REQUIREMENTS | Reproduce each line of the listing exactly.

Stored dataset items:
- - -

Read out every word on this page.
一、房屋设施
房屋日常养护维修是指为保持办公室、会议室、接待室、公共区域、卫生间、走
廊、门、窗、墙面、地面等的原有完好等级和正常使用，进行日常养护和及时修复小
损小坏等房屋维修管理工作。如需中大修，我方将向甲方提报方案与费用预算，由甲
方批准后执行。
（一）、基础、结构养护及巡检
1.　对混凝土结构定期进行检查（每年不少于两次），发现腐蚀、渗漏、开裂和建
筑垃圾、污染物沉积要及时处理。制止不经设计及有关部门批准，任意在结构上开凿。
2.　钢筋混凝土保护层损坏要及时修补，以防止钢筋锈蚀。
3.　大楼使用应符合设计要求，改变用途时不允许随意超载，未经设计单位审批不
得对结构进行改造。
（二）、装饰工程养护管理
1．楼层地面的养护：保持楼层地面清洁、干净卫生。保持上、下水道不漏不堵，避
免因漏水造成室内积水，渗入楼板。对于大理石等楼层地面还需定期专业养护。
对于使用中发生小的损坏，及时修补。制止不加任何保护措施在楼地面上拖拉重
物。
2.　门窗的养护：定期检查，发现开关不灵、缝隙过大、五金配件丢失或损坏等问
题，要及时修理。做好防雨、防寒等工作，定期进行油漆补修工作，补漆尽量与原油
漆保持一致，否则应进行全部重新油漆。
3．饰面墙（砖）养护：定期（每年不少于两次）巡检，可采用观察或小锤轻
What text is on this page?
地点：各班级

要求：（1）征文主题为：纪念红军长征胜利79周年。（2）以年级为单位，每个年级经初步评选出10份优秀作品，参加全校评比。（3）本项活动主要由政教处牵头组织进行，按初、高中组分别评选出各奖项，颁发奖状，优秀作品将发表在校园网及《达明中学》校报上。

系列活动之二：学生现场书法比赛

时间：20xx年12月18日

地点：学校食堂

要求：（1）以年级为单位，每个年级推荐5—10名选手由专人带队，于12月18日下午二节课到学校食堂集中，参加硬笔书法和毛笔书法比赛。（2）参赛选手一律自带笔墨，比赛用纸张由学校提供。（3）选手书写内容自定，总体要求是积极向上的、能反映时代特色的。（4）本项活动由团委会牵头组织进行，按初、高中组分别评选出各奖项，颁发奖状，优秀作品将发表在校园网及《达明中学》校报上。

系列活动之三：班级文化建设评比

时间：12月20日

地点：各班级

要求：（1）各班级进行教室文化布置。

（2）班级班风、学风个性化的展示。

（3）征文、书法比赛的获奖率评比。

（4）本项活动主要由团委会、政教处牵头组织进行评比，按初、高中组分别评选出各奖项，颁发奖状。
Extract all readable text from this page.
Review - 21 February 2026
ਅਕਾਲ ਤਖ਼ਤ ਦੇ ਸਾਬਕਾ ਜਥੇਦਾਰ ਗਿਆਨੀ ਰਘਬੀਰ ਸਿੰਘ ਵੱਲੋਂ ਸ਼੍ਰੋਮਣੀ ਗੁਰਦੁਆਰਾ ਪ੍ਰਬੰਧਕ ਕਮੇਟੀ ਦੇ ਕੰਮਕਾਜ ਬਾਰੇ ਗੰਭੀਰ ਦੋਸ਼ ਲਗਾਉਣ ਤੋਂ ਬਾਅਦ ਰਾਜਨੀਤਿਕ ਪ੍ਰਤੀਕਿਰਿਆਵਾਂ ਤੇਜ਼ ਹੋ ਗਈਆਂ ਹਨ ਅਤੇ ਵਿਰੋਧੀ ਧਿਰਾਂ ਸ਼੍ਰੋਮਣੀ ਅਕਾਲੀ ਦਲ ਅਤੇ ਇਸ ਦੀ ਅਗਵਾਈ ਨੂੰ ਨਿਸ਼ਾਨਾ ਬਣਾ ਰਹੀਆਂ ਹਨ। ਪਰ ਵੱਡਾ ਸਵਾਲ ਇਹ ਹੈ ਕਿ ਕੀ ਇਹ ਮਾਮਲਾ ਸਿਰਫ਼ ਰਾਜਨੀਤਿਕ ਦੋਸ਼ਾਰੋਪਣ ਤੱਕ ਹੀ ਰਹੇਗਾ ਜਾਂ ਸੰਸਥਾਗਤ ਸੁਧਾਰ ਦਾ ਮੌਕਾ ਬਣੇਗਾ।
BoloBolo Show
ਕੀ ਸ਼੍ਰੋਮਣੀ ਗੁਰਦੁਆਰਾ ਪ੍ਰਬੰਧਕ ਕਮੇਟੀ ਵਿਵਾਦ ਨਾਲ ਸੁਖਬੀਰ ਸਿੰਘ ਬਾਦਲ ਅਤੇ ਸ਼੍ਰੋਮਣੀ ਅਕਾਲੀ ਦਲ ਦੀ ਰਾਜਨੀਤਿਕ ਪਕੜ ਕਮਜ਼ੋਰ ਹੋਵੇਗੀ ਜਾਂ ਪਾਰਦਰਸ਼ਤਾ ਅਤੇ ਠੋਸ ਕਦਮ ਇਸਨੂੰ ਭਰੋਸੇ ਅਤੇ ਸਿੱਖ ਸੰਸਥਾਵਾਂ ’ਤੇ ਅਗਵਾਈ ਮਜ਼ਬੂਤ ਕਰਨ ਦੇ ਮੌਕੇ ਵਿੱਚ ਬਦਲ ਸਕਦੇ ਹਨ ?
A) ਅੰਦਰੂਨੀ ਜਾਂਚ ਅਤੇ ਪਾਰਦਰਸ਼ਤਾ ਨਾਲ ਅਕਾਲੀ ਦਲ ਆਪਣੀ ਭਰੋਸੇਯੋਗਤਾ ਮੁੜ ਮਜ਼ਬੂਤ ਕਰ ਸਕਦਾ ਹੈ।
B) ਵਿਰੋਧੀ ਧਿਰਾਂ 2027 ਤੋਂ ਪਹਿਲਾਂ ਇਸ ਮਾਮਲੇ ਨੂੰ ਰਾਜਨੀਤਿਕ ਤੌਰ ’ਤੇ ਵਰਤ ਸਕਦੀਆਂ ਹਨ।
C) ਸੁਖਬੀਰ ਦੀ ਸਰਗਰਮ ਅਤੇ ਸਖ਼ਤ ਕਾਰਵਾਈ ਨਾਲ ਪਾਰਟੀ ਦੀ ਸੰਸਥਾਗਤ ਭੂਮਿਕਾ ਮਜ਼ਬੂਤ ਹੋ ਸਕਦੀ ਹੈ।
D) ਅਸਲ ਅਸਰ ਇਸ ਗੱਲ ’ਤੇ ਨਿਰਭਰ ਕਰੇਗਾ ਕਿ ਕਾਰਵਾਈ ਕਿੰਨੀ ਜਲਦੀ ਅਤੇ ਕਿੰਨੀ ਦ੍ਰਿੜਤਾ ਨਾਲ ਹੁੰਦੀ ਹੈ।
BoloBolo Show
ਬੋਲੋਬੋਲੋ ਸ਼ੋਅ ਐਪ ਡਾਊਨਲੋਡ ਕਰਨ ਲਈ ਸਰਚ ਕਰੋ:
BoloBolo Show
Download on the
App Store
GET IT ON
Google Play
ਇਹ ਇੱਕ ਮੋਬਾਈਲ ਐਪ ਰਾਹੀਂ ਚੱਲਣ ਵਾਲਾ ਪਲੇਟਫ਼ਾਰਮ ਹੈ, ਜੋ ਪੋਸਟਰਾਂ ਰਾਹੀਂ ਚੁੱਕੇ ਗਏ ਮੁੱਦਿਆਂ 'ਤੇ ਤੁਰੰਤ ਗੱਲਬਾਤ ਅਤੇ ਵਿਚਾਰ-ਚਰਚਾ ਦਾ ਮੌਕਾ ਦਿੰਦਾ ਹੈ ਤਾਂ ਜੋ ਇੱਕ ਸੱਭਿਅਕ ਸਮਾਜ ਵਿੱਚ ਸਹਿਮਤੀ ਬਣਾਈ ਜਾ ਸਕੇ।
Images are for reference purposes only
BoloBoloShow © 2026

- - -

ANSWER TO THE PROBLEM |
Read out every word on this page.
一、房屋设施
房屋日常养护维修是指为保持办公室、会议室、接待室、公共区域、卫生间、走
廊、门、窗、墙面、地面等的原有完好等级和正常使用，进行日常养护和及时修复小
损小坏等房屋维修管理工作。如需中大修，我方将向甲方提报方案与费用预算，由甲
方批准后执行。
（一）、基础、结构养护及巡检
1.　对混凝土结构定期进行检查（每年不少于两次），发现腐蚀、渗漏、开裂和建
筑垃圾、污染物沉积要及时处理。制止不经设计及有关部门批准，任意在结构上开凿。
2.　钢筋混凝土保护层损坏要及时修补，以防止钢筋锈蚀。
3.　大楼使用应符合设计要求，改变用途时不允许随意超载，未经设计单位审批不
得对结构进行改造。
（二）、装饰工程养护管理
1．楼层地面的养护：保持楼层地面清洁、干净卫生。保持上、下水道不漏不堵，避
免因漏水造成室内积水，渗入楼板。对于大理石等楼层地面还需定期专业养护。
对于使用中发生小的损坏，及时修补。制止不加任何保护措施在楼地面上拖拉重
物。
2.　门窗的养护：定期检查，发现开关不灵、缝隙过大、五金配件丢失或损坏等问
题，要及时修理。做好防雨、防寒等工作，定期进行油漆补修工作，补漆尽量与原油
漆保持一致，否则应进行全部重新油漆。
3．饰面墙（砖）养护：定期（每年不少于两次）巡检，可采用观察或小锤轻
What text is on this page?
地点：各班级

要求：（1）征文主题为：纪念红军长征胜利79周年。（2）以年级为单位，每个年级经初步评选出10份优秀作品，参加全校评比。（3）本项活动主要由政教处牵头组织进行，按初、高中组分别评选出各奖项，颁发奖状，优秀作品将发表在校园网及《达明中学》校报上。

系列活动之二：学生现场书法比赛

时间：20xx年12月18日

地点：学校食堂

要求：（1）以年级为单位，每个年级推荐5—10名选手由专人带队，于12月18日下午二节课到学校食堂集中，参加硬笔书法和毛笔书法比赛。（2）参赛选手一律自带笔墨，比赛用纸张由学校提供。（3）选手书写内容自定，总体要求是积极向上的、能反映时代特色的。（4）本项活动由团委会牵头组织进行，按初、高中组分别评选出各奖项，颁发奖状，优秀作品将发表在校园网及《达明中学》校报上。

系列活动之三：班级文化建设评比

时间：12月20日

地点：各班级

要求：（1）各班级进行教室文化布置。

（2）班级班风、学风个性化的展示。

（3）征文、书法比赛的获奖率评比。

（4）本项活动主要由团委会、政教处牵头组织进行评比，按初、高中组分别评选出各奖项，颁发奖状。
Extract all readable text from this page.
Review - 21 February 2026
ਅਕਾਲ ਤਖ਼ਤ ਦੇ ਸਾਬਕਾ ਜਥੇਦਾਰ ਗਿਆਨੀ ਰਘਬੀਰ ਸਿੰਘ ਵੱਲੋਂ ਸ਼੍ਰੋਮਣੀ ਗੁਰਦੁਆਰਾ ਪ੍ਰਬੰਧਕ ਕਮੇਟੀ ਦੇ ਕੰਮਕਾਜ ਬਾਰੇ ਗੰਭੀਰ ਦੋਸ਼ ਲਗਾਉਣ ਤੋਂ ਬਾਅਦ ਰਾਜਨੀਤਿਕ ਪ੍ਰਤੀਕਿਰਿਆਵਾਂ ਤੇਜ਼ ਹੋ ਗਈਆਂ ਹਨ ਅਤੇ ਵਿਰੋਧੀ ਧਿਰਾਂ ਸ਼੍ਰੋਮਣੀ ਅਕਾਲੀ ਦਲ ਅਤੇ ਇਸ ਦੀ ਅਗਵਾਈ ਨੂੰ ਨਿਸ਼ਾਨਾ ਬਣਾ ਰਹੀਆਂ ਹਨ। ਪਰ ਵੱਡਾ ਸਵਾਲ ਇਹ ਹੈ ਕਿ ਕੀ ਇਹ ਮਾਮਲਾ ਸਿਰਫ਼ ਰਾਜਨੀਤਿਕ ਦੋਸ਼ਾਰੋਪਣ ਤੱਕ ਹੀ ਰਹੇਗਾ ਜਾਂ ਸੰਸਥਾਗਤ ਸੁਧਾਰ ਦਾ ਮੌਕਾ ਬਣੇਗਾ।
BoloBolo Show
ਕੀ ਸ਼੍ਰੋਮਣੀ ਗੁਰਦੁਆਰਾ ਪ੍ਰਬੰਧਕ ਕਮੇਟੀ ਵਿਵਾਦ ਨਾਲ ਸੁਖਬੀਰ ਸਿੰਘ ਬਾਦਲ ਅਤੇ ਸ਼੍ਰੋਮਣੀ ਅਕਾਲੀ ਦਲ ਦੀ ਰਾਜਨੀਤਿਕ ਪਕੜ ਕਮਜ਼ੋਰ ਹੋਵੇਗੀ ਜਾਂ ਪਾਰਦਰਸ਼ਤਾ ਅਤੇ ਠੋਸ ਕਦਮ ਇਸਨੂੰ ਭਰੋਸੇ ਅਤੇ ਸਿੱਖ ਸੰਸਥਾਵਾਂ ’ਤੇ ਅਗਵਾਈ ਮਜ਼ਬੂਤ ਕਰਨ ਦੇ ਮੌਕੇ ਵਿੱਚ ਬਦਲ ਸਕਦੇ ਹਨ ?
A) ਅੰਦਰੂਨੀ ਜਾਂਚ ਅਤੇ ਪਾਰਦਰਸ਼ਤਾ ਨਾਲ ਅਕਾਲੀ ਦਲ ਆਪਣੀ ਭਰੋਸੇਯੋਗਤਾ ਮੁੜ ਮਜ਼ਬੂਤ ਕਰ ਸਕਦਾ ਹੈ।
B) ਵਿਰੋਧੀ ਧਿਰਾਂ 2027 ਤੋਂ ਪਹਿਲਾਂ ਇਸ ਮਾਮਲੇ ਨੂੰ ਰਾਜਨੀਤਿਕ ਤੌਰ ’ਤੇ ਵਰਤ ਸਕਦੀਆਂ ਹਨ।
C) ਸੁਖਬੀਰ ਦੀ ਸਰਗਰਮ ਅਤੇ ਸਖ਼ਤ ਕਾਰਵਾਈ ਨਾਲ ਪਾਰਟੀ ਦੀ ਸੰਸਥਾਗਤ ਭੂਮਿਕਾ ਮਜ਼ਬੂਤ ਹੋ ਸਕਦੀ ਹੈ।
D) ਅਸਲ ਅਸਰ ਇਸ ਗੱਲ ’ਤੇ ਨਿਰਭਰ ਕਰੇਗਾ ਕਿ ਕਾਰਵਾਈ ਕਿੰਨੀ ਜਲਦੀ ਅਤੇ ਕਿੰਨੀ ਦ੍ਰਿੜਤਾ ਨਾਲ ਹੁੰਦੀ ਹੈ।
BoloBolo Show
ਬੋਲੋਬੋਲੋ ਸ਼ੋਅ ਐਪ ਡਾਊਨਲੋਡ ਕਰਨ ਲਈ ਸਰਚ ਕਰੋ:
BoloBolo Show
Download on the
App Store
GET IT ON
Google Play
ਇਹ ਇੱਕ ਮੋਬਾਈਲ ਐਪ ਰਾਹੀਂ ਚੱਲਣ ਵਾਲਾ ਪਲੇਟਫ਼ਾਰਮ ਹੈ, ਜੋ ਪੋਸਟਰਾਂ ਰਾਹੀਂ ਚੁੱਕੇ ਗਏ ਮੁੱਦਿਆਂ 'ਤੇ ਤੁਰੰਤ ਗੱਲਬਾਤ ਅਤੇ ਵਿਚਾਰ-ਚਰਚਾ ਦਾ ਮੌਕਾ ਦਿੰਦਾ ਹੈ ਤਾਂ ਜੋ ਇੱਕ ਸੱਭਿਅਕ ਸਮਾਜ ਵਿੱਚ ਸਹਿਮਤੀ ਬਣਾਈ ਜਾ ਸਕੇ।
Images are for reference purposes only
BoloBoloShow © 2026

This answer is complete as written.